Each line that holds the word "safest" counts once; give the total for the records below and nothing else.

┏━━

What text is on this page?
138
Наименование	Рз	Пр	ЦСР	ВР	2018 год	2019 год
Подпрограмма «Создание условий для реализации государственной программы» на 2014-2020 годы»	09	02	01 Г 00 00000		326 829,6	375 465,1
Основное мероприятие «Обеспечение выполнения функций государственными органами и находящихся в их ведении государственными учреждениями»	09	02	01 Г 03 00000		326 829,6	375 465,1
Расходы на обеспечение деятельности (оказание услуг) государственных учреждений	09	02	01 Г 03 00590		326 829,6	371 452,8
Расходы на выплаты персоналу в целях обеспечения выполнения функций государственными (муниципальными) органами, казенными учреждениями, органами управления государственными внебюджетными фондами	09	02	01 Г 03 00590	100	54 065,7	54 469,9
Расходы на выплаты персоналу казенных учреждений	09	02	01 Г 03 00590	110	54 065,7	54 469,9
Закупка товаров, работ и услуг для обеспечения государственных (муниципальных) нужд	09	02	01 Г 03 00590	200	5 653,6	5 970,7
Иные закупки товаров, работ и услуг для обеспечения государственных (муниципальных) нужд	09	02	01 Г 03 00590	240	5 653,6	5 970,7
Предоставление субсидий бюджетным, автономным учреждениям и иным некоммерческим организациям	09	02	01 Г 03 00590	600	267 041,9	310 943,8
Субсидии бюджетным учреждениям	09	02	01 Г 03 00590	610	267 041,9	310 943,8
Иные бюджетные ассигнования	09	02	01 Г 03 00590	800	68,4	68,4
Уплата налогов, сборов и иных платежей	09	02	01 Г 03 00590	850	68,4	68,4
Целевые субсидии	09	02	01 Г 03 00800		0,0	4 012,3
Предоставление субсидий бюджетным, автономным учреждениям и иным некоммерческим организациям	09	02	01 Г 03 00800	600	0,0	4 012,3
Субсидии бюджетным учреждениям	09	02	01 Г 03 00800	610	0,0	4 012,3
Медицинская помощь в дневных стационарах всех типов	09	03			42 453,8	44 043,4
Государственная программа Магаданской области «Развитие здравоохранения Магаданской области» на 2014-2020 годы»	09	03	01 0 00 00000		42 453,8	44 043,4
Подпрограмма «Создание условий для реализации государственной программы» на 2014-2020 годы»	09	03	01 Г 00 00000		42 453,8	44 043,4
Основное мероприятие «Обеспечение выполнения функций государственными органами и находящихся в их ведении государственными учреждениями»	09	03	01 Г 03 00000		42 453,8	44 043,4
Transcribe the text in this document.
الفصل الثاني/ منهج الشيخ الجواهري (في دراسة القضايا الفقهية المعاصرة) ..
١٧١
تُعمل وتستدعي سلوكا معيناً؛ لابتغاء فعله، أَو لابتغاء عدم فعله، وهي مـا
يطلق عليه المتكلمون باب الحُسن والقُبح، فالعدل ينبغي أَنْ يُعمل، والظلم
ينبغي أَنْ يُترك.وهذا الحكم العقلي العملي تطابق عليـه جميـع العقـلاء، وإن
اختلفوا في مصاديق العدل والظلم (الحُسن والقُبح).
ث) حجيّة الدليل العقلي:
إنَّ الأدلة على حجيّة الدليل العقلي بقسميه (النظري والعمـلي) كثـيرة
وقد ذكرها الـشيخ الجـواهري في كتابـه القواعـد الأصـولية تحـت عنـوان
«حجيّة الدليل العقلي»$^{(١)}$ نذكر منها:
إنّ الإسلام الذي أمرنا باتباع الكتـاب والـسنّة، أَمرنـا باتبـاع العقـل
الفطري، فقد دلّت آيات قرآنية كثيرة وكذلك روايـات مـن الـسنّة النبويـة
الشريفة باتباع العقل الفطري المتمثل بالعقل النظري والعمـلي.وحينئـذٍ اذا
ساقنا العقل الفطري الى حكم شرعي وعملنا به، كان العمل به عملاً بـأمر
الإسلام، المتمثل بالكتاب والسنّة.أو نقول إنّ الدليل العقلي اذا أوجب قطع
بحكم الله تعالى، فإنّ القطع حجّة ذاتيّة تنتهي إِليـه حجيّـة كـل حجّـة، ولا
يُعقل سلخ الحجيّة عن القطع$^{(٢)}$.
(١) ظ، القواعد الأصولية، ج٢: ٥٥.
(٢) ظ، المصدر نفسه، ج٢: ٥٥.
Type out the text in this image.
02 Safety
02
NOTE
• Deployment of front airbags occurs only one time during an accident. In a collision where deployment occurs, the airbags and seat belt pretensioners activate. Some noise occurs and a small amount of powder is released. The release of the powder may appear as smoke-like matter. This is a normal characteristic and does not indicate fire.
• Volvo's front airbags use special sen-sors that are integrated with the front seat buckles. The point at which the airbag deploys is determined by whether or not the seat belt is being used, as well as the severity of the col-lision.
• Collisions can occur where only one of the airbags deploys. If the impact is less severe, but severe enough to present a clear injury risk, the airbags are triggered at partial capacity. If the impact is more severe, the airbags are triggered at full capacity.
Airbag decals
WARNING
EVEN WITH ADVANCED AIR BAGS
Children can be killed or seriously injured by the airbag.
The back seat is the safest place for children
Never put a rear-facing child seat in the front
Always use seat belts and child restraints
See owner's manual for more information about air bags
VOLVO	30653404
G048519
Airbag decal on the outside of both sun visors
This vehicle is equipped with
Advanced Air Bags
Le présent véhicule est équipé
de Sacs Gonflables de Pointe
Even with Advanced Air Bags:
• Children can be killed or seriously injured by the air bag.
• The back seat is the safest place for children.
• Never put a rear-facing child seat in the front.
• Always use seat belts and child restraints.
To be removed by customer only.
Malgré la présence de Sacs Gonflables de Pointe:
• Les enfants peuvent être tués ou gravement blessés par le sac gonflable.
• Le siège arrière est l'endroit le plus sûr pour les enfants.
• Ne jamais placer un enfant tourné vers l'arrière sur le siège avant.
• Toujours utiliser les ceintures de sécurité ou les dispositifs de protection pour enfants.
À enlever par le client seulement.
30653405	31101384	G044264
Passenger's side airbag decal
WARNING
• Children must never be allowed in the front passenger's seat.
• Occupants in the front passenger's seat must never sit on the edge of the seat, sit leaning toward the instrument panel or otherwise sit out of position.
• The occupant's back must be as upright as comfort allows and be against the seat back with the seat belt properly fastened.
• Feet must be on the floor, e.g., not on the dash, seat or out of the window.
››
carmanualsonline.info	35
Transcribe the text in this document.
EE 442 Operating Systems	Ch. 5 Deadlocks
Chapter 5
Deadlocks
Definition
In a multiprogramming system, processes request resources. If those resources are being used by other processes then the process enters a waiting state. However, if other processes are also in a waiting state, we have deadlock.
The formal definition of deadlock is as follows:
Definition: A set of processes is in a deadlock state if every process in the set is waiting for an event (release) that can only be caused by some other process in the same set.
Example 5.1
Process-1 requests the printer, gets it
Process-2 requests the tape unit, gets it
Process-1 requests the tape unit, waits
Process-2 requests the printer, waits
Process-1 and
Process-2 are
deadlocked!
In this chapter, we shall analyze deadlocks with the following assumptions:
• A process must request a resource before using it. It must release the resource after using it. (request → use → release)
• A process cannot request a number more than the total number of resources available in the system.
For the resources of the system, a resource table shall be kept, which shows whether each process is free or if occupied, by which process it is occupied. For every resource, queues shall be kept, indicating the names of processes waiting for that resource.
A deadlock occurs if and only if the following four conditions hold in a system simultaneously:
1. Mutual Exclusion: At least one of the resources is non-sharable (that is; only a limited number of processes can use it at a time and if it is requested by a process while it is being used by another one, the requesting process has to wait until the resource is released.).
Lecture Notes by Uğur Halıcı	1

┗━━

● **Exercise result**: 2